I'm looking through this and I find some logical flaws in your arguments, which I can prove by exception and/or set theory, but instead I'll be short (*maybe*) with this rebuttle.
Yes, perl coders have their own culture, but I think you are trying to be much too specific about an abstract idea.
I hammer away at a windoze machine all day long because that is the standard at the company at which I work. I still use Perl...and C++...and VB and ECMAS scripting langs, as the need arrises. I try to use the best tool for the job.
That being said, it is dangerous to glob $perlcoders strictly based on the list of commonalities you rattled off. Yes, you are going to see a cross section that have similar interests, but that will hold true with any group with an unbounded membership. The one thing that binds us as a group/set is PERL. It's all about the code.

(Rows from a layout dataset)
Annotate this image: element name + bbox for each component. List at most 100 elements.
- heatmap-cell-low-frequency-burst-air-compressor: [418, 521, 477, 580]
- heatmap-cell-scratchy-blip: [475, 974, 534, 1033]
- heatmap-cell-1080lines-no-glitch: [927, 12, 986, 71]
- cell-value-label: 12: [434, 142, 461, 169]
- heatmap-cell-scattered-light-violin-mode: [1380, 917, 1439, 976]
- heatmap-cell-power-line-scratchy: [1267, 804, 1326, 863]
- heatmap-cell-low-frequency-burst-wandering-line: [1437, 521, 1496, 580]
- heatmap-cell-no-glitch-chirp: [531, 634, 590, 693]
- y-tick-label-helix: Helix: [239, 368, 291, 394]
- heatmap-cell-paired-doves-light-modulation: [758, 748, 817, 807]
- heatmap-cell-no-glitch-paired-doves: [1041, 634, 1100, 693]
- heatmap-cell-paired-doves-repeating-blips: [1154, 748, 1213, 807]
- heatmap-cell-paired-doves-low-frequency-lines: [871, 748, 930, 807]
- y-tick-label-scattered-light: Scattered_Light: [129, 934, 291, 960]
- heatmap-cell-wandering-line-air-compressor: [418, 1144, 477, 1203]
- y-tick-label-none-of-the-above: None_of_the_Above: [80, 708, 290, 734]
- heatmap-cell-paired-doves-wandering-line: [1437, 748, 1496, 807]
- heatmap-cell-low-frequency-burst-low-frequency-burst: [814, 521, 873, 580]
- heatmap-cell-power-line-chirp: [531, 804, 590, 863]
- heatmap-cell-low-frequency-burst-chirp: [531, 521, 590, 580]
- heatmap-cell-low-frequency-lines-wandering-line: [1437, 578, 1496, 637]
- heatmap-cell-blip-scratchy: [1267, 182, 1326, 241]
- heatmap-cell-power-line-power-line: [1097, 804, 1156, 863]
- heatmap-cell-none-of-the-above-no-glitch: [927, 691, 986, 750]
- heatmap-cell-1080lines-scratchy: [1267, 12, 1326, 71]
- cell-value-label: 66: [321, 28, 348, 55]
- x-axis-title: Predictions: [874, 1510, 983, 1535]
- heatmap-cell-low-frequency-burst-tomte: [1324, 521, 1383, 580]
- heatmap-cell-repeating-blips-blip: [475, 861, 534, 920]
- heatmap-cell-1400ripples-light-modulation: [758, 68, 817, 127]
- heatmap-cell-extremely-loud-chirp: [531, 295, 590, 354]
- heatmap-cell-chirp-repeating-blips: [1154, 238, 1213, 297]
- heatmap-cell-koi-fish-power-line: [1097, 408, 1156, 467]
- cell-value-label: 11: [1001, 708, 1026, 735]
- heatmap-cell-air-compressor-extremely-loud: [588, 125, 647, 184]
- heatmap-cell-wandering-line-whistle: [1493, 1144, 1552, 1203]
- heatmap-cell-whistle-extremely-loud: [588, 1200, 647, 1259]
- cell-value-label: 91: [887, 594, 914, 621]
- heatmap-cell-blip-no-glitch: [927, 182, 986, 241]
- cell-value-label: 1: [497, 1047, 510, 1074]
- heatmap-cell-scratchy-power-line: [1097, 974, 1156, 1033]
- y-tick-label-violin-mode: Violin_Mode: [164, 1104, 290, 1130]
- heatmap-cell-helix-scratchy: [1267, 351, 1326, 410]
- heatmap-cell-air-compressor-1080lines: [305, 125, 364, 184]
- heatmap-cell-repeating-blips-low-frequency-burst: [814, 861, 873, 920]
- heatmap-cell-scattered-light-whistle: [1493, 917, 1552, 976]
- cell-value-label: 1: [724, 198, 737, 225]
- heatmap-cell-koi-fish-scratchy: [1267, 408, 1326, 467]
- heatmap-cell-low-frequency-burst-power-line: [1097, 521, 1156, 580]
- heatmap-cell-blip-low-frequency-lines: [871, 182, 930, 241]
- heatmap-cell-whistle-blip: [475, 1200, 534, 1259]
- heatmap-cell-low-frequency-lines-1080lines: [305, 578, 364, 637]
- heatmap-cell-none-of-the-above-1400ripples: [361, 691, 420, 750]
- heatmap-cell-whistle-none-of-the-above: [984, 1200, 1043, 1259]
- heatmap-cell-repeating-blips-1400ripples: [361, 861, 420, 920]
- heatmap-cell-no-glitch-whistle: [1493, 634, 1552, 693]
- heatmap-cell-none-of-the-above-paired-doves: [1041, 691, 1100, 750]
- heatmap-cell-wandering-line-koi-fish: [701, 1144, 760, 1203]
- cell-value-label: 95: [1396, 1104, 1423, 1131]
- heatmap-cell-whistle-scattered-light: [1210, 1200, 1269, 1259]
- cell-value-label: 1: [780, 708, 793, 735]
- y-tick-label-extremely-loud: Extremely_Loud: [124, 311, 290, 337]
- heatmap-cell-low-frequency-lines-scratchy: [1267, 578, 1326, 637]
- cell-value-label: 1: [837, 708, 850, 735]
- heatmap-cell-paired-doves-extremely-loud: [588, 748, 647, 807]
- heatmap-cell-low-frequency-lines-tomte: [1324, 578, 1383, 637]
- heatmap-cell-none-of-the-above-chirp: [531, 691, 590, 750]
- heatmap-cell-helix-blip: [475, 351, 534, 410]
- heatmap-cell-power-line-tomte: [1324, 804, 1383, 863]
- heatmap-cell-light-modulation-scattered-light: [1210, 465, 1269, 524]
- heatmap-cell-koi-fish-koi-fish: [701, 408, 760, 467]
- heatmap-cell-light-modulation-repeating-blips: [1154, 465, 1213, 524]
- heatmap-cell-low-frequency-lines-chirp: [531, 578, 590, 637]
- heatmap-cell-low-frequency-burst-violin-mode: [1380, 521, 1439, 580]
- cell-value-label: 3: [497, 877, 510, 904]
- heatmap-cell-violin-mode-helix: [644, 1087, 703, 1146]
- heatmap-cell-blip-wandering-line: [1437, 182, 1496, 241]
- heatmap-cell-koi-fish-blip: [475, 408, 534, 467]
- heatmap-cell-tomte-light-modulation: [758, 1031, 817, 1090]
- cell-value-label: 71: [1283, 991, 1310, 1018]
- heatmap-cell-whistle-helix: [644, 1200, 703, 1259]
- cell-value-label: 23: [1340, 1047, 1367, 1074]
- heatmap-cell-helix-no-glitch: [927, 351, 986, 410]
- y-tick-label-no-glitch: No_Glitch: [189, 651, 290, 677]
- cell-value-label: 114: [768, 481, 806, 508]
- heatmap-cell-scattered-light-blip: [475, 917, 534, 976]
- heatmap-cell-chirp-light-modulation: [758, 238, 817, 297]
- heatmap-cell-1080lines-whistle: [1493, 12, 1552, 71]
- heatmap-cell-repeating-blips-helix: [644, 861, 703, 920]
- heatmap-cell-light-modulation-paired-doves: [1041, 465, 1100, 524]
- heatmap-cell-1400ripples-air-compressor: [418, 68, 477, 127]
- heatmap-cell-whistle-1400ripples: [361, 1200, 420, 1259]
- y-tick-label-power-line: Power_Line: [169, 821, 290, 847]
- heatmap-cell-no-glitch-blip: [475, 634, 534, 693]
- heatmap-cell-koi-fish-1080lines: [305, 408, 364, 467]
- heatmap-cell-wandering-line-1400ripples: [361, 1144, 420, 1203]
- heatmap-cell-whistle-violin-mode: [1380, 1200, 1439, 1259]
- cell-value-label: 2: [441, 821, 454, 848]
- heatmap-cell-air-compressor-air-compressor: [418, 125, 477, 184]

- SET OF TASKS
A. Copy the rows from the first one up to and including the line with "917, 1439, 976]", keeping each line unchanged.
B. Extend the post about Perl coders as a group, picking up after its final sentence.

- RESULTS OF THE EXERCISE
A.
Annotate this image: element name + bbox for each component. List at most 100 elements.
- heatmap-cell-low-frequency-burst-air-compressor: [418, 521, 477, 580]
- heatmap-cell-scratchy-blip: [475, 974, 534, 1033]
- heatmap-cell-1080lines-no-glitch: [927, 12, 986, 71]
- cell-value-label: 12: [434, 142, 461, 169]
- heatmap-cell-scattered-light-violin-mode: [1380, 917, 1439, 976]

B.
I think that you should look at a more generalized set/group when it comes to the points of interest. Geek, maybe, or male centric with small exception (there are some ladies out there who fit the description), I dunno. But to say that all perl coders share those things..*wince* dangerous assumption. We share Perl, everything else, IMHO, is coincidence.
C-. (*okay, not so short*)
In reply to Re: Perl as Culture........
by cacharbe
in thread Perl as Culture........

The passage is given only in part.